# Set task:
Your task is to filter the data below down to the lines holding "Convert".

# Available data:

----------

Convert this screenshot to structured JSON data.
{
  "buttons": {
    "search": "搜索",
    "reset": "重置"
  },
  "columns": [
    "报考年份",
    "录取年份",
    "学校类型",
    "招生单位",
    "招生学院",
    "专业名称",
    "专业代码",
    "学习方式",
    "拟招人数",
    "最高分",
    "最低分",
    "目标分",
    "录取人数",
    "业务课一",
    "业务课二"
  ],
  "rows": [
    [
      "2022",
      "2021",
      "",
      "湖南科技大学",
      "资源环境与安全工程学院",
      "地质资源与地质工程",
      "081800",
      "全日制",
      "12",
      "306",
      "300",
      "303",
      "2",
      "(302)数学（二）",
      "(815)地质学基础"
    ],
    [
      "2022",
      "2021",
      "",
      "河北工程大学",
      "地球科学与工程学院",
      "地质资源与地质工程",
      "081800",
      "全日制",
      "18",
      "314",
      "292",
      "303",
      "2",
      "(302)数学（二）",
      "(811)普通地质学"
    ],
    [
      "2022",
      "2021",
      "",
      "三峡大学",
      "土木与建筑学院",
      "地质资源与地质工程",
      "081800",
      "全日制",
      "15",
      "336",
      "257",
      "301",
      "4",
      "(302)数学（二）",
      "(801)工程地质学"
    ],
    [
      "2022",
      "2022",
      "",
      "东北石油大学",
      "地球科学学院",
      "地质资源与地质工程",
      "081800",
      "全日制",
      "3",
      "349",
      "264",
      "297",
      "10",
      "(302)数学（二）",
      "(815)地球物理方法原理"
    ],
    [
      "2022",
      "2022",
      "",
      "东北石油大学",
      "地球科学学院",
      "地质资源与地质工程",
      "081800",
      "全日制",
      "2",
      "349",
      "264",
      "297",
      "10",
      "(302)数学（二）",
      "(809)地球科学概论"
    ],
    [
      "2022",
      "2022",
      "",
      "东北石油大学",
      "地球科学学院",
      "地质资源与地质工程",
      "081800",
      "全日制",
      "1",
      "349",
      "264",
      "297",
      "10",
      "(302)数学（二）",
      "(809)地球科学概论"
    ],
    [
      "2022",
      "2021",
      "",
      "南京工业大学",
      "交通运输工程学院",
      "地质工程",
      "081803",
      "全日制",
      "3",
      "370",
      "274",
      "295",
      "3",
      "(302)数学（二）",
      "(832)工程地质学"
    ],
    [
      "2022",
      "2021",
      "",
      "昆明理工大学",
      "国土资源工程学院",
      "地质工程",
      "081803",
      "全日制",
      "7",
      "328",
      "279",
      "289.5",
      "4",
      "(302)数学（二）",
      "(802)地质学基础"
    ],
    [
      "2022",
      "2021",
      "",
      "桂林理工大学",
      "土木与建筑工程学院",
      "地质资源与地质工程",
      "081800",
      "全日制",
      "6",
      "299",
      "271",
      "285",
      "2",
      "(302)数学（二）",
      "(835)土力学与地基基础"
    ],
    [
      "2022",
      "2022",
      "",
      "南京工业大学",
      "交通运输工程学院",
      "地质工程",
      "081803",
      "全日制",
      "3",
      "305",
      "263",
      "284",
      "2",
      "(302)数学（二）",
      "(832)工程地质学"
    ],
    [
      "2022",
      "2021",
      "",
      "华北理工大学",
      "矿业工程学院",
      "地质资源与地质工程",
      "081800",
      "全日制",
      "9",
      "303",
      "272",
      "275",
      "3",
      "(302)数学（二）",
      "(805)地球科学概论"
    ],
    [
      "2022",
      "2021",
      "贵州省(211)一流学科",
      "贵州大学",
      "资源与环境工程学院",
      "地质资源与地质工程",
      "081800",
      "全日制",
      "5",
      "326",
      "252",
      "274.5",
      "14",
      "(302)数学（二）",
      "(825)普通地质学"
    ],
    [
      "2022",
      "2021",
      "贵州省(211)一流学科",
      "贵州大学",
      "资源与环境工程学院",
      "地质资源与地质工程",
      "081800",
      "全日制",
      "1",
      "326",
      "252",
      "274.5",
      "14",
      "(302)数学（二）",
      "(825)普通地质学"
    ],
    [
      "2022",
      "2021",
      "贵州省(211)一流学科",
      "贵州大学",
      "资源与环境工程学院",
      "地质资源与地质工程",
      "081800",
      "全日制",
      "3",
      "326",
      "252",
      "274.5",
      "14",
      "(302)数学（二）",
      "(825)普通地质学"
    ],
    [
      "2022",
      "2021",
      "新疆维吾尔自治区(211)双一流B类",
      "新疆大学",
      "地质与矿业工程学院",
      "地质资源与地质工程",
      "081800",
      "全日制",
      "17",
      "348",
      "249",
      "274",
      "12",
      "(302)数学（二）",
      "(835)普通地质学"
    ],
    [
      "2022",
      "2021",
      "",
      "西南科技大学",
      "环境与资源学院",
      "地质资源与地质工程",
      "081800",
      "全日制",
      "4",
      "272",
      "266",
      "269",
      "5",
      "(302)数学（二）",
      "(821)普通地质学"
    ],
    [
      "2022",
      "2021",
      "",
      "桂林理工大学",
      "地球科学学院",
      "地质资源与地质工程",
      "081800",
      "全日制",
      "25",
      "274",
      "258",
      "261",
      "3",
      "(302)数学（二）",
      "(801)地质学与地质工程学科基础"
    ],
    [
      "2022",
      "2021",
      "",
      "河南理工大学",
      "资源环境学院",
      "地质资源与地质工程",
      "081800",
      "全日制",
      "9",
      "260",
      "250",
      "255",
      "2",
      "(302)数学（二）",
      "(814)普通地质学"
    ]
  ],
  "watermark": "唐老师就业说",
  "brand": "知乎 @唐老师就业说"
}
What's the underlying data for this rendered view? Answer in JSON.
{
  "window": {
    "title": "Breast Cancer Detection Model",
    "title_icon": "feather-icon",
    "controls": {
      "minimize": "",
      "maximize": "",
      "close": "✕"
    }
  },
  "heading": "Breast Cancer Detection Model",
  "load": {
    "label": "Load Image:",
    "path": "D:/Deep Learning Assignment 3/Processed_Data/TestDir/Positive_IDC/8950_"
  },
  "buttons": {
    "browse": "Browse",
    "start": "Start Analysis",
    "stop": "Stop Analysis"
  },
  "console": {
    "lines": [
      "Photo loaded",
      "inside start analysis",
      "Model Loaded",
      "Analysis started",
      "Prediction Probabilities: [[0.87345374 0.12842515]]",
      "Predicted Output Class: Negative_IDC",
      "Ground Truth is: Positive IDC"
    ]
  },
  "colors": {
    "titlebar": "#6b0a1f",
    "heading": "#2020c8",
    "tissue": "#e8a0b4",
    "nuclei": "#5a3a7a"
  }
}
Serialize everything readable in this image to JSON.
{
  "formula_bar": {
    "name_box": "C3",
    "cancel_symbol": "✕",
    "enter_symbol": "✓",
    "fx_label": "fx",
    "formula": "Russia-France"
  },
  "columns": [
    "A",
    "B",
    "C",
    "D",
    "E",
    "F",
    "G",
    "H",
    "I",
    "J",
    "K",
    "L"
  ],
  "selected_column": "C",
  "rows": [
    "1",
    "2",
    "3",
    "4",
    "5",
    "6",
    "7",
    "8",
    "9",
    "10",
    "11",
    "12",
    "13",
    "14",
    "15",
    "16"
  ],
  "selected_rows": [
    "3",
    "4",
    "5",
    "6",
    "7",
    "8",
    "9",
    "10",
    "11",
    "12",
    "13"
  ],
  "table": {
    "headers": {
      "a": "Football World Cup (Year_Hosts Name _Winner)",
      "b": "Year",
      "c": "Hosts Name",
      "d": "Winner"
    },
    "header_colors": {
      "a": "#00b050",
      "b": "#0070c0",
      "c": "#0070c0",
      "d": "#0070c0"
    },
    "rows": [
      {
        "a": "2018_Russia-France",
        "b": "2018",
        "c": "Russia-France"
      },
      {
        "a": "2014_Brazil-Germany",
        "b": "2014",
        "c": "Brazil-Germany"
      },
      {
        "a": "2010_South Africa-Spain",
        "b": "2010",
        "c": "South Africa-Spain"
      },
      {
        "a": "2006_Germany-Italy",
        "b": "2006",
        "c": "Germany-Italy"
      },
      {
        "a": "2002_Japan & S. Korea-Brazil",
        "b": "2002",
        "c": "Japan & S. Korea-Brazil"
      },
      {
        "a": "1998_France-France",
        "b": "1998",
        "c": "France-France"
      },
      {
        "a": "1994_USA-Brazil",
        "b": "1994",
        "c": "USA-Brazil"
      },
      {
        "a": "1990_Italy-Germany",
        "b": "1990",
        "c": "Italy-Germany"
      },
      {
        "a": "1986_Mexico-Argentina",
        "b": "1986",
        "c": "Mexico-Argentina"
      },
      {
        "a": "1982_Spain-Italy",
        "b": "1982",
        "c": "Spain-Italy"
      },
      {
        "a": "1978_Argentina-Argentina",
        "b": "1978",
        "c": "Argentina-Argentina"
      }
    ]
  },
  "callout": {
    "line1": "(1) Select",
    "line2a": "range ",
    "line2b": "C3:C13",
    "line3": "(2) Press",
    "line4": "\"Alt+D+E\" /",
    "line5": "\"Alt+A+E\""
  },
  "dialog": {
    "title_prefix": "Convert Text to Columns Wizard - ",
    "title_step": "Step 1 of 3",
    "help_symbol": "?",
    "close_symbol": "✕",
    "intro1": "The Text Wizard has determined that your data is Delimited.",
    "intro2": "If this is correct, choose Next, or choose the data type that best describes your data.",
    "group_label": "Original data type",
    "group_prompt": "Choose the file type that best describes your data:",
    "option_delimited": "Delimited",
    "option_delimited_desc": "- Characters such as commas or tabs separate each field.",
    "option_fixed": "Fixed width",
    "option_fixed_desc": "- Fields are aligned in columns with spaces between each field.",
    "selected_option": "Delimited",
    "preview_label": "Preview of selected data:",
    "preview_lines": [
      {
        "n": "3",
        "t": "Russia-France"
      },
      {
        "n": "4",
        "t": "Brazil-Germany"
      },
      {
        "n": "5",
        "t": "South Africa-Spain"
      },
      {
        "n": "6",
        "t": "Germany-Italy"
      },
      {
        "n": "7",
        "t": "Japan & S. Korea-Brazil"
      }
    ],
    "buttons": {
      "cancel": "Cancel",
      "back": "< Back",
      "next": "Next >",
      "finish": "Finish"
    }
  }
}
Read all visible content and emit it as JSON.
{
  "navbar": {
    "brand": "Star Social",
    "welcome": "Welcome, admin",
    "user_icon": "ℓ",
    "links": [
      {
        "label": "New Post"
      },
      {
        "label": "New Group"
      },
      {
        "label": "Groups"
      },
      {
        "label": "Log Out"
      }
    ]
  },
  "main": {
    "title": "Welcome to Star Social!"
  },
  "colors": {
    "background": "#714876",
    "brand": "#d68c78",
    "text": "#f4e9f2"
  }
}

----------

# Result of this task:
Convert this screenshot to structured JSON data.
    "title_prefix": "Convert Text to Columns Wizard - ",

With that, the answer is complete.